Required work
Only lines with the word "this" are needed; collect each of them from the listing below.

BEGIN Entries provided

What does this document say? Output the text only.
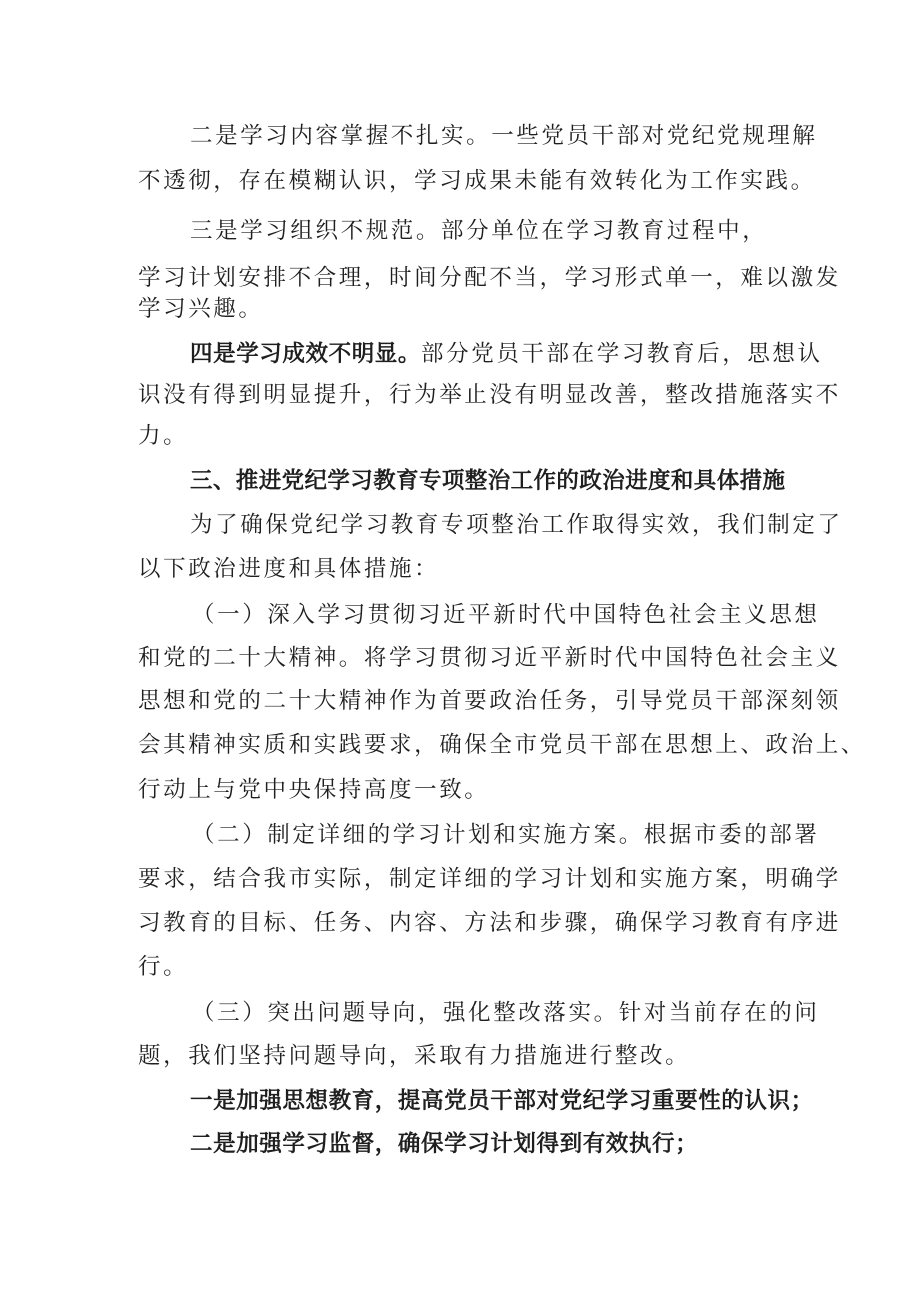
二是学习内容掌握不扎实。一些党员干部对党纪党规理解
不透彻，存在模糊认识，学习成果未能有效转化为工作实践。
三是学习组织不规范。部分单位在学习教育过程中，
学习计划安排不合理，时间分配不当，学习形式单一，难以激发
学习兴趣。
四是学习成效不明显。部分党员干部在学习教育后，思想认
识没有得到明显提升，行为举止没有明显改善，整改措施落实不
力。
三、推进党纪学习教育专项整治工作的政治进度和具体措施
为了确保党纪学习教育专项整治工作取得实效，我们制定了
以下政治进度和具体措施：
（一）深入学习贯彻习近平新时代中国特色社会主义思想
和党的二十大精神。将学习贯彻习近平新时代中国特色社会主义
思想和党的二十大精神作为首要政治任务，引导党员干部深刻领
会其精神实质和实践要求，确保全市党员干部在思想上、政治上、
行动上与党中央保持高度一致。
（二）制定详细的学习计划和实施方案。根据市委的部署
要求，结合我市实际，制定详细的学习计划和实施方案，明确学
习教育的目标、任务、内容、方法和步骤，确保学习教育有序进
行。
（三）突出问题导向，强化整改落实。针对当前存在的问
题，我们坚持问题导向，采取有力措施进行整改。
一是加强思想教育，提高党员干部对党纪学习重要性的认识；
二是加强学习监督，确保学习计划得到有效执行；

END Entries provided
BEGIN Entries provided

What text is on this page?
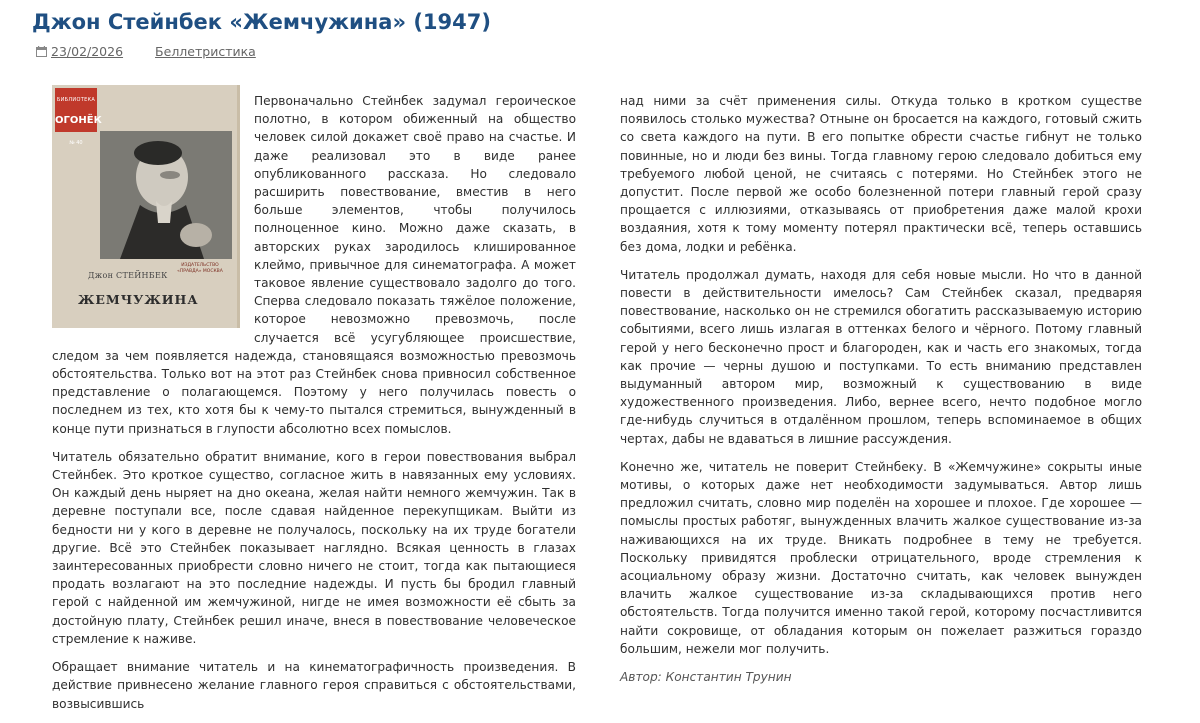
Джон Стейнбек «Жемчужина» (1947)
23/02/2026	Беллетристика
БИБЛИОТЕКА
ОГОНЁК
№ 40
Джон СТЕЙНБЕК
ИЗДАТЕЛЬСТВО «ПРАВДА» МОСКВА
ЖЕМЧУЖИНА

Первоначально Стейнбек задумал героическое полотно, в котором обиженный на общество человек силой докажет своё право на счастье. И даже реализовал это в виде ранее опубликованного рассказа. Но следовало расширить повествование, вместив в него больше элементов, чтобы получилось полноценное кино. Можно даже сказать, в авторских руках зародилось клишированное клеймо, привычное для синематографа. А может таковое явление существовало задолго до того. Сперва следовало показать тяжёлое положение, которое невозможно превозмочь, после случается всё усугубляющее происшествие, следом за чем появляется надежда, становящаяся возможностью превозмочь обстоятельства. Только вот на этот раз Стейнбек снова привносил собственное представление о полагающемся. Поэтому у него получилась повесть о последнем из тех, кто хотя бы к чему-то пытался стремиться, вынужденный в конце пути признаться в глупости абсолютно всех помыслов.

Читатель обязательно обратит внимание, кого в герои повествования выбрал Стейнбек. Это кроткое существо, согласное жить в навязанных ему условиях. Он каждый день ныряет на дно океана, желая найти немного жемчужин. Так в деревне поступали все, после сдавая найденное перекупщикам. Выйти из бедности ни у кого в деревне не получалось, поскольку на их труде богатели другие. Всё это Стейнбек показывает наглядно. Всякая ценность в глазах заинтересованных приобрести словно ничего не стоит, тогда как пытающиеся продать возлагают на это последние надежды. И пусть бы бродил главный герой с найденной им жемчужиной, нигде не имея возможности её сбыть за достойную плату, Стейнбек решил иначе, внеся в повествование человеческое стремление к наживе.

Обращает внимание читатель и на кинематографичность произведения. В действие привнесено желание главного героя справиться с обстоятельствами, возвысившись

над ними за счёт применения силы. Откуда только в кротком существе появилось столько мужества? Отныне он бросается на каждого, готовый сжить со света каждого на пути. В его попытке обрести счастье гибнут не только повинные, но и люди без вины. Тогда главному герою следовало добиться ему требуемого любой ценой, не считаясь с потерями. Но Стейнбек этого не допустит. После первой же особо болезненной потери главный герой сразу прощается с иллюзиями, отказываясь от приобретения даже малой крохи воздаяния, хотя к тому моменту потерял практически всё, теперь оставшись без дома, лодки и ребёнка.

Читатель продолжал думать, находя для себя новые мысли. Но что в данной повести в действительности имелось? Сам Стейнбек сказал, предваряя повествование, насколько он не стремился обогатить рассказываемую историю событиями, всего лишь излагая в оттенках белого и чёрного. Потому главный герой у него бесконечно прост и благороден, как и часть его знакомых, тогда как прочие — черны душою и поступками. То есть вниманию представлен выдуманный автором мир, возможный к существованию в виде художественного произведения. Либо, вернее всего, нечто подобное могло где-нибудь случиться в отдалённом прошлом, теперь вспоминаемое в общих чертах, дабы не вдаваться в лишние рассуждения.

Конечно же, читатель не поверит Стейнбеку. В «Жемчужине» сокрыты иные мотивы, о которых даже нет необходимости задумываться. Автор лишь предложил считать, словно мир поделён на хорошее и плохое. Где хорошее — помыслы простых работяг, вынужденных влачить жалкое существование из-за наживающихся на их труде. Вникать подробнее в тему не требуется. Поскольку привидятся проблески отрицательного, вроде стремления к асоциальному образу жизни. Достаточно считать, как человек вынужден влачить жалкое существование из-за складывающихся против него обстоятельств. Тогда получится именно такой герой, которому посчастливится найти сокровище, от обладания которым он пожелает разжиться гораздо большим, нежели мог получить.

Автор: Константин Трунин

END Entries provided

Output below
What does this document say? Output the text only.
What text is on this page?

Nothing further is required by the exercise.